**Exercise aim**
You are to retype all of the data exactly as it appears.

**Records supplied**

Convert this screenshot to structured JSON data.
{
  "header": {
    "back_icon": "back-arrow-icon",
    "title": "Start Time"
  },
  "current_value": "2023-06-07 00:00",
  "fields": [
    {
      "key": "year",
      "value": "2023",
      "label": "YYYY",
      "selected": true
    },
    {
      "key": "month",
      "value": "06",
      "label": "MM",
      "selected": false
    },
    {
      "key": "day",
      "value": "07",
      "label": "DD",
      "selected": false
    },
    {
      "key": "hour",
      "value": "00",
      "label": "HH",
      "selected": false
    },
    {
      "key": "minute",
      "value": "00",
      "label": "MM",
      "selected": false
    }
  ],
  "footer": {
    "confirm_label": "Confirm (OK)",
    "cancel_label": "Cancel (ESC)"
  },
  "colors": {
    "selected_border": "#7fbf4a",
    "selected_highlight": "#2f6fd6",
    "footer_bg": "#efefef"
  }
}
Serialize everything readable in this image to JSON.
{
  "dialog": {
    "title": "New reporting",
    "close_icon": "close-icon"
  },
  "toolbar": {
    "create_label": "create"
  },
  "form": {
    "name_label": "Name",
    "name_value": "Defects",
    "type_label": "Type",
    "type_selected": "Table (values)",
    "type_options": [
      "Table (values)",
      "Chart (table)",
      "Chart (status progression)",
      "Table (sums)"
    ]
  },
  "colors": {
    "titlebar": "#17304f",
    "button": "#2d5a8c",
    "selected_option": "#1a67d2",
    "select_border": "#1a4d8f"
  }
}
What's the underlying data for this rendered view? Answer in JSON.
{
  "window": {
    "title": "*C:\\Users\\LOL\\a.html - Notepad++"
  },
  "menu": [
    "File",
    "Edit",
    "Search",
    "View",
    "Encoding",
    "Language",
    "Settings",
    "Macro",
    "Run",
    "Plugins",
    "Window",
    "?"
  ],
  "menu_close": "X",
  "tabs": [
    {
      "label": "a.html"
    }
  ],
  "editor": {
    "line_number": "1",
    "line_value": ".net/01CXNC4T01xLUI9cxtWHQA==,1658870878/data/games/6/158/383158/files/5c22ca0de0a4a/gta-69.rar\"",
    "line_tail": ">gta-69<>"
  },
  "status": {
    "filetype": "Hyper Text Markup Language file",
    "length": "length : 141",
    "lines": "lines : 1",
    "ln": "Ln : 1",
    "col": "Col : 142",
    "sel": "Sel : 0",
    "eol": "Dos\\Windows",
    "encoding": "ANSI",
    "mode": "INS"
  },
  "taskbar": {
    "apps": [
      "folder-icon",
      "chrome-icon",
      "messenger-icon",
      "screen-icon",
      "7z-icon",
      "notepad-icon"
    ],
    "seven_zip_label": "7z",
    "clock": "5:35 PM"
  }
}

**Output of the exercise**
Convert this screenshot to structured JSON data.
{
  "header": {
    "back_icon": "back-arrow-icon",
    "title": "Start Time"
  },
  "current_value": "2023-06-07 00:00",
  "fields": [
    {
      "key": "year",
      "value": "2023",
      "label": "YYYY",
      "selected": true
    },
    {
      "key": "month",
      "value": "06",
      "label": "MM",
      "selected": false
    },
    {
      "key": "day",
      "value": "07",
      "label": "DD",
      "selected": false
    },
    {
      "key": "hour",
      "value": "00",
      "label": "HH",
      "selected": false
    },
    {
      "key": "minute",
      "value": "00",
      "label": "MM",
      "selected": false
    }
  ],
  "footer": {
    "confirm_label": "Confirm (OK)",
    "cancel_label": "Cancel (ESC)"
  },
  "colors": {
    "selected_border": "#7fbf4a",
    "selected_highlight": "#2f6fd6",
    "footer_bg": "#efefef"
  }
}
Serialize everything readable in this image to JSON.
{
  "dialog": {
    "title": "New reporting",
    "close_icon": "close-icon"
  },
  "toolbar": {
    "create_label": "create"
  },
  "form": {
    "name_label": "Name",
    "name_value": "Defects",
    "type_label": "Type",
    "type_selected": "Table (values)",
    "type_options": [
      "Table (values)",
      "Chart (table)",
      "Chart (status progression)",
      "Table (sums)"
    ]
  },
  "colors": {
    "titlebar": "#17304f",
    "button": "#2d5a8c",
    "selected_option": "#1a67d2",
    "select_border": "#1a4d8f"
  }
}
What's the underlying data for this rendered view? Answer in JSON.
{
  "window": {
    "title": "*C:\\Users\\LOL\\a.html - Notepad++"
  },
  "menu": [
    "File",
    "Edit",
    "Search",
    "View",
    "Encoding",
    "Language",
    "Settings",
    "Macro",
    "Run",
    "Plugins",
    "Window",
    "?"
  ],
  "menu_close": "X",
  "tabs": [
    {
      "label": "a.html"
    }
  ],
  "editor": {
    "line_number": "1",
    "line_value": ".net/01CXNC4T01xLUI9cxtWHQA==,1658870878/data/games/6/158/383158/files/5c22ca0de0a4a/gta-69.rar\"",
    "line_tail": ">gta-69<>"
  },
  "status": {
    "filetype": "Hyper Text Markup Language file",
    "length": "length : 141",
    "lines": "lines : 1",
    "ln": "Ln : 1",
    "col": "Col : 142",
    "sel": "Sel : 0",
    "eol": "Dos\\Windows",
    "encoding": "ANSI",
    "mode": "INS"
  },
  "taskbar": {
    "apps": [
      "folder-icon",
      "chrome-icon",
      "messenger-icon",
      "screen-icon",
      "7z-icon",
      "notepad-icon"
    ],
    "seven_zip_label": "7z",
    "clock": "5:35 PM"
  }
}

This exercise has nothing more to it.